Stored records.
---------------

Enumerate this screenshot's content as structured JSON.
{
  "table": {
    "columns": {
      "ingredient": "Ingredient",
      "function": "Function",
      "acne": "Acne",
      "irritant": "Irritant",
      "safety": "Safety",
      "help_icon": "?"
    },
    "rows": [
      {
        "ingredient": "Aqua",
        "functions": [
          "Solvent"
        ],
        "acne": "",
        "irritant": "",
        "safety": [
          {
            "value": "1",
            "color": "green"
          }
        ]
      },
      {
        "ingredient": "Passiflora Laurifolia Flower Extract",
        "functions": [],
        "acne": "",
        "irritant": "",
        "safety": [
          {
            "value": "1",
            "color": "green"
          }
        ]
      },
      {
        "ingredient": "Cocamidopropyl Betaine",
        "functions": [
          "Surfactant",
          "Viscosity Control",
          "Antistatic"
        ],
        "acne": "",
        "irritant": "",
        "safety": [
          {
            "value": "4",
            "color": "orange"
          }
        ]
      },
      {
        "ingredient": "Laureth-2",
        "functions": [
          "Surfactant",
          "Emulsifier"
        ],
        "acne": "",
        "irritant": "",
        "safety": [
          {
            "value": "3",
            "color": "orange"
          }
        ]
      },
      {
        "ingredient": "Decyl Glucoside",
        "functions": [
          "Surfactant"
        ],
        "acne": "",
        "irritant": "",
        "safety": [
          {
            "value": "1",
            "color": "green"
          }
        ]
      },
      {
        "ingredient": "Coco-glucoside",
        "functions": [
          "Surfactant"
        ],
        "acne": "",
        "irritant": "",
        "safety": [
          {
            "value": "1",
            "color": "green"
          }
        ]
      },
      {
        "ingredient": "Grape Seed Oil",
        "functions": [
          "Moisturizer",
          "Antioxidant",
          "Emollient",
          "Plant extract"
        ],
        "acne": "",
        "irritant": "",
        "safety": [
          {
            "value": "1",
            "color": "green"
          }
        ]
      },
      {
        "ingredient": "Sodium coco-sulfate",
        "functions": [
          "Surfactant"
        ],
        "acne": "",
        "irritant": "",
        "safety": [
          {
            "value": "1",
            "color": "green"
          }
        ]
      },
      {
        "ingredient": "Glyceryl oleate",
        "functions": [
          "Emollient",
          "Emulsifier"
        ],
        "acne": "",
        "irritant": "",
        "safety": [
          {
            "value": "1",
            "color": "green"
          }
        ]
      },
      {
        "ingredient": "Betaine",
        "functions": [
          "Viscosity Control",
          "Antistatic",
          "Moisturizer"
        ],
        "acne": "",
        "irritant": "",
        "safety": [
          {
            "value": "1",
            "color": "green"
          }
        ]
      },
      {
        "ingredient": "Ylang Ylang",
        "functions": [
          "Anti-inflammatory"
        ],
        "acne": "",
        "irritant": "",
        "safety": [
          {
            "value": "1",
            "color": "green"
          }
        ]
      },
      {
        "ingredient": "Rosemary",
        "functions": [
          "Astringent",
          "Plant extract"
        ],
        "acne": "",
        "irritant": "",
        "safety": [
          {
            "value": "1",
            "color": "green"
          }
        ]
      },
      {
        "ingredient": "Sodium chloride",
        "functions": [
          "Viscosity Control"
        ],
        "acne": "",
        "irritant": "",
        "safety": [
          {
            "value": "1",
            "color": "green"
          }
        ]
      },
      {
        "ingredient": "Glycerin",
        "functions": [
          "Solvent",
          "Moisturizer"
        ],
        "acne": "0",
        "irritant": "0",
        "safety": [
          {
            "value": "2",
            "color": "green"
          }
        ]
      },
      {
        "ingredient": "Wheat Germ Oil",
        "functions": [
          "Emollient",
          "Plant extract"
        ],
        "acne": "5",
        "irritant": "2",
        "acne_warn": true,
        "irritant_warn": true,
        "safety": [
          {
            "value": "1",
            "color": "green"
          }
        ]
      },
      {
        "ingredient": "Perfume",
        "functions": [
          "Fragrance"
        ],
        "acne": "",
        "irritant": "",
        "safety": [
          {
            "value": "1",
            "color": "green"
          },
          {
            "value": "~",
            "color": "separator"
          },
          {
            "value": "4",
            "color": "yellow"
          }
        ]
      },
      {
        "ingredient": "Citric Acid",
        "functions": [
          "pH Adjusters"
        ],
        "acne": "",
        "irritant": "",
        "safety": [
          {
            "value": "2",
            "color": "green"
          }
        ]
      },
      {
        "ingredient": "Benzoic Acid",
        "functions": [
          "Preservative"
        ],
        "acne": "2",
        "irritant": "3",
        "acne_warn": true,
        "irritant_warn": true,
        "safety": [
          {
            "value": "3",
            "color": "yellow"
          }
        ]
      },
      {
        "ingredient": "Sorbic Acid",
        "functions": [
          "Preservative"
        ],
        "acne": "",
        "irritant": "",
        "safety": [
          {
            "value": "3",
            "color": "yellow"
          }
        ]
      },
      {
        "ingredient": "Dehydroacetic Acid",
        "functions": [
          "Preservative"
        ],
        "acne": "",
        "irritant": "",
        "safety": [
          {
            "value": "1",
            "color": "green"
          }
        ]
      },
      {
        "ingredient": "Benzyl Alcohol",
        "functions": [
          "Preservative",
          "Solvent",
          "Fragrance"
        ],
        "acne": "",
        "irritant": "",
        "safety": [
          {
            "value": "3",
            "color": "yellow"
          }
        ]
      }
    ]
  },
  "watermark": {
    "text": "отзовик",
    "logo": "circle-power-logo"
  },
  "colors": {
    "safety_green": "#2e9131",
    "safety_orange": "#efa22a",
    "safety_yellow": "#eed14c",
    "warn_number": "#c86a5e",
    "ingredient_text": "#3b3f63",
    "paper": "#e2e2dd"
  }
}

---------------

What the task asks. Reproduce the data in its entirety, matching each character.

Solution to this exercise.
Enumerate this screenshot's content as structured JSON.
{
  "table": {
    "columns": {
      "ingredient": "Ingredient",
      "function": "Function",
      "acne": "Acne",
      "irritant": "Irritant",
      "safety": "Safety",
      "help_icon": "?"
    },
    "rows": [
      {
        "ingredient": "Aqua",
        "functions": [
          "Solvent"
        ],
        "acne": "",
        "irritant": "",
        "safety": [
          {
            "value": "1",
            "color": "green"
          }
        ]
      },
      {
        "ingredient": "Passiflora Laurifolia Flower Extract",
        "functions": [],
        "acne": "",
        "irritant": "",
        "safety": [
          {
            "value": "1",
            "color": "green"
          }
        ]
      },
      {
        "ingredient": "Cocamidopropyl Betaine",
        "functions": [
          "Surfactant",
          "Viscosity Control",
          "Antistatic"
        ],
        "acne": "",
        "irritant": "",
        "safety": [
          {
            "value": "4",
            "color": "orange"
          }
        ]
      },
      {
        "ingredient": "Laureth-2",
        "functions": [
          "Surfactant",
          "Emulsifier"
        ],
        "acne": "",
        "irritant": "",
        "safety": [
          {
            "value": "3",
            "color": "orange"
          }
        ]
      },
      {
        "ingredient": "Decyl Glucoside",
        "functions": [
          "Surfactant"
        ],
        "acne": "",
        "irritant": "",
        "safety": [
          {
            "value": "1",
            "color": "green"
          }
        ]
      },
      {
        "ingredient": "Coco-glucoside",
        "functions": [
          "Surfactant"
        ],
        "acne": "",
        "irritant": "",
        "safety": [
          {
            "value": "1",
            "color": "green"
          }
        ]
      },
      {
        "ingredient": "Grape Seed Oil",
        "functions": [
          "Moisturizer",
          "Antioxidant",
          "Emollient",
          "Plant extract"
        ],
        "acne": "",
        "irritant": "",
        "safety": [
          {
            "value": "1",
            "color": "green"
          }
        ]
      },
      {
        "ingredient": "Sodium coco-sulfate",
        "functions": [
          "Surfactant"
        ],
        "acne": "",
        "irritant": "",
        "safety": [
          {
            "value": "1",
            "color": "green"
          }
        ]
      },
      {
        "ingredient": "Glyceryl oleate",
        "functions": [
          "Emollient",
          "Emulsifier"
        ],
        "acne": "",
        "irritant": "",
        "safety": [
          {
            "value": "1",
            "color": "green"
          }
        ]
      },
      {
        "ingredient": "Betaine",
        "functions": [
          "Viscosity Control",
          "Antistatic",
          "Moisturizer"
        ],
        "acne": "",
        "irritant": "",
        "safety": [
          {
            "value": "1",
            "color": "green"
          }
        ]
      },
      {
        "ingredient": "Ylang Ylang",
        "functions": [
          "Anti-inflammatory"
        ],
        "acne": "",
        "irritant": "",
        "safety": [
          {
            "value": "1",
            "color": "green"
          }
        ]
      },
      {
        "ingredient": "Rosemary",
        "functions": [
          "Astringent",
          "Plant extract"
        ],
        "acne": "",
        "irritant": "",
        "safety": [
          {
            "value": "1",
            "color": "green"
          }
        ]
      },
      {
        "ingredient": "Sodium chloride",
        "functions": [
          "Viscosity Control"
        ],
        "acne": "",
        "irritant": "",
        "safety": [
          {
            "value": "1",
            "color": "green"
          }
        ]
      },
      {
        "ingredient": "Glycerin",
        "functions": [
          "Solvent",
          "Moisturizer"
        ],
        "acne": "0",
        "irritant": "0",
        "safety": [
          {
            "value": "2",
            "color": "green"
          }
        ]
      },
      {
        "ingredient": "Wheat Germ Oil",
        "functions": [
          "Emollient",
          "Plant extract"
        ],
        "acne": "5",
        "irritant": "2",
        "acne_warn": true,
        "irritant_warn": true,
        "safety": [
          {
            "value": "1",
            "color": "green"
          }
        ]
      },
      {
        "ingredient": "Perfume",
        "functions": [
          "Fragrance"
        ],
        "acne": "",
        "irritant": "",
        "safety": [
          {
            "value": "1",
            "color": "green"
          },
          {
            "value": "~",
            "color": "separator"
          },
          {
            "value": "4",
            "color": "yellow"
          }
        ]
      },
      {
        "ingredient": "Citric Acid",
        "functions": [
          "pH Adjusters"
        ],
        "acne": "",
        "irritant": "",
        "safety": [
          {
            "value": "2",
            "color": "green"
          }
        ]
      },
      {
        "ingredient": "Benzoic Acid",
        "functions": [
          "Preservative"
        ],
        "acne": "2",
        "irritant": "3",
        "acne_warn": true,
        "irritant_warn": true,
        "safety": [
          {
            "value": "3",
            "color": "yellow"
          }
        ]
      },
      {
        "ingredient": "Sorbic Acid",
        "functions": [
          "Preservative"
        ],
        "acne": "",
        "irritant": "",
        "safety": [
          {
            "value": "3",
            "color": "yellow"
          }
        ]
      },
      {
        "ingredient": "Dehydroacetic Acid",
        "functions": [
          "Preservative"
        ],
        "acne": "",
        "irritant": "",
        "safety": [
          {
            "value": "1",
            "color": "green"
          }
        ]
      },
      {
        "ingredient": "Benzyl Alcohol",
        "functions": [
          "Preservative",
          "Solvent",
          "Fragrance"
        ],
        "acne": "",
        "irritant": "",
        "safety": [
          {
            "value": "3",
            "color": "yellow"
          }
        ]
      }
    ]
  },
  "watermark": {
    "text": "отзовик",
    "logo": "circle-power-logo"
  },
  "colors": {
    "safety_green": "#2e9131",
    "safety_orange": "#efa22a",
    "safety_yellow": "#eed14c",
    "warn_number": "#c86a5e",
    "ingredient_text": "#3b3f63",
    "paper": "#e2e2dd"
  }
}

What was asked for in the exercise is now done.